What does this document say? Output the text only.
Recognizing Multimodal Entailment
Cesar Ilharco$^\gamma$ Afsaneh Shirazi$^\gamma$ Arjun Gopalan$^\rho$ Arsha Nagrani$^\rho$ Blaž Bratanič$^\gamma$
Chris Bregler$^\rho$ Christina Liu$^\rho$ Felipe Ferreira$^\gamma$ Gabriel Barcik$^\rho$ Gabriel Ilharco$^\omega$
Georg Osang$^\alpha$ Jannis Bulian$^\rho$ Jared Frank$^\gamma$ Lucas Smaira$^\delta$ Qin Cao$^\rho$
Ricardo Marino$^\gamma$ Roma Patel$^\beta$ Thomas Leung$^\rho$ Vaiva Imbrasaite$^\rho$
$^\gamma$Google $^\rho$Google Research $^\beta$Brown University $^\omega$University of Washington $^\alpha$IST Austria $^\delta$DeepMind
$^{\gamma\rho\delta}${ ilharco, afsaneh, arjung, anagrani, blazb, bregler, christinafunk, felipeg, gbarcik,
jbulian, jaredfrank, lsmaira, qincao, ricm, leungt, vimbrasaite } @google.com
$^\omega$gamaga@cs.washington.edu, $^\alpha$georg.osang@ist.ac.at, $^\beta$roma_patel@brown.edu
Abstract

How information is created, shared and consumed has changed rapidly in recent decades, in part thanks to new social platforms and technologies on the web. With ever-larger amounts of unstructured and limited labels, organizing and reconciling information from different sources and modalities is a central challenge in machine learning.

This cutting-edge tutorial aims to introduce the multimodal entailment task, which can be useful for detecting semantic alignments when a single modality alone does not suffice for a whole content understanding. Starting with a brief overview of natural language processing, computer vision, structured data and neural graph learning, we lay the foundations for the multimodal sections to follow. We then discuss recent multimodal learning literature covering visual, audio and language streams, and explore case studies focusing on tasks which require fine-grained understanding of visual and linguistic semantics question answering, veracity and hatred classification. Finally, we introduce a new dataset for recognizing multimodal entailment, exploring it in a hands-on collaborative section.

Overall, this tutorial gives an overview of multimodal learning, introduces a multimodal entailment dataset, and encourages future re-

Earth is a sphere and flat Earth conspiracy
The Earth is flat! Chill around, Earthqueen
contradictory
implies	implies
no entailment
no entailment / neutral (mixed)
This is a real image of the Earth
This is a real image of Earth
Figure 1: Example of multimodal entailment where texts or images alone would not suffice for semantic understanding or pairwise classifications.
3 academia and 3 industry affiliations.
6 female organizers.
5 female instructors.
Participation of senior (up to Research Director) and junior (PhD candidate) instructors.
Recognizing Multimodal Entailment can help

=-=-=-=-=

# Work to complete:
Extract every line above that contains the word "overview".

# Result of this exercise:
This cutting-edge tutorial aims to introduce the multimodal entailment task, which can be useful for detecting semantic alignments when a single modality alone does not suffice for a whole content understanding. Starting with a brief overview of natural language processing, computer vision, structured data and neural graph learning, we lay the foundations for the multimodal sections to follow. We then discuss recent multimodal learning literature covering visual, audio and language streams, and explore case studies focusing on tasks which require fine-grained understanding of visual and linguistic semantics question answering, veracity and hatred classification. Finally, we introduce a new dataset for recognizing multimodal entailment, exploring it in a hands-on collaborative section.
Overall, this tutorial gives an overview of multimodal learning, introduces a multimodal entailment dataset, and encourages future re-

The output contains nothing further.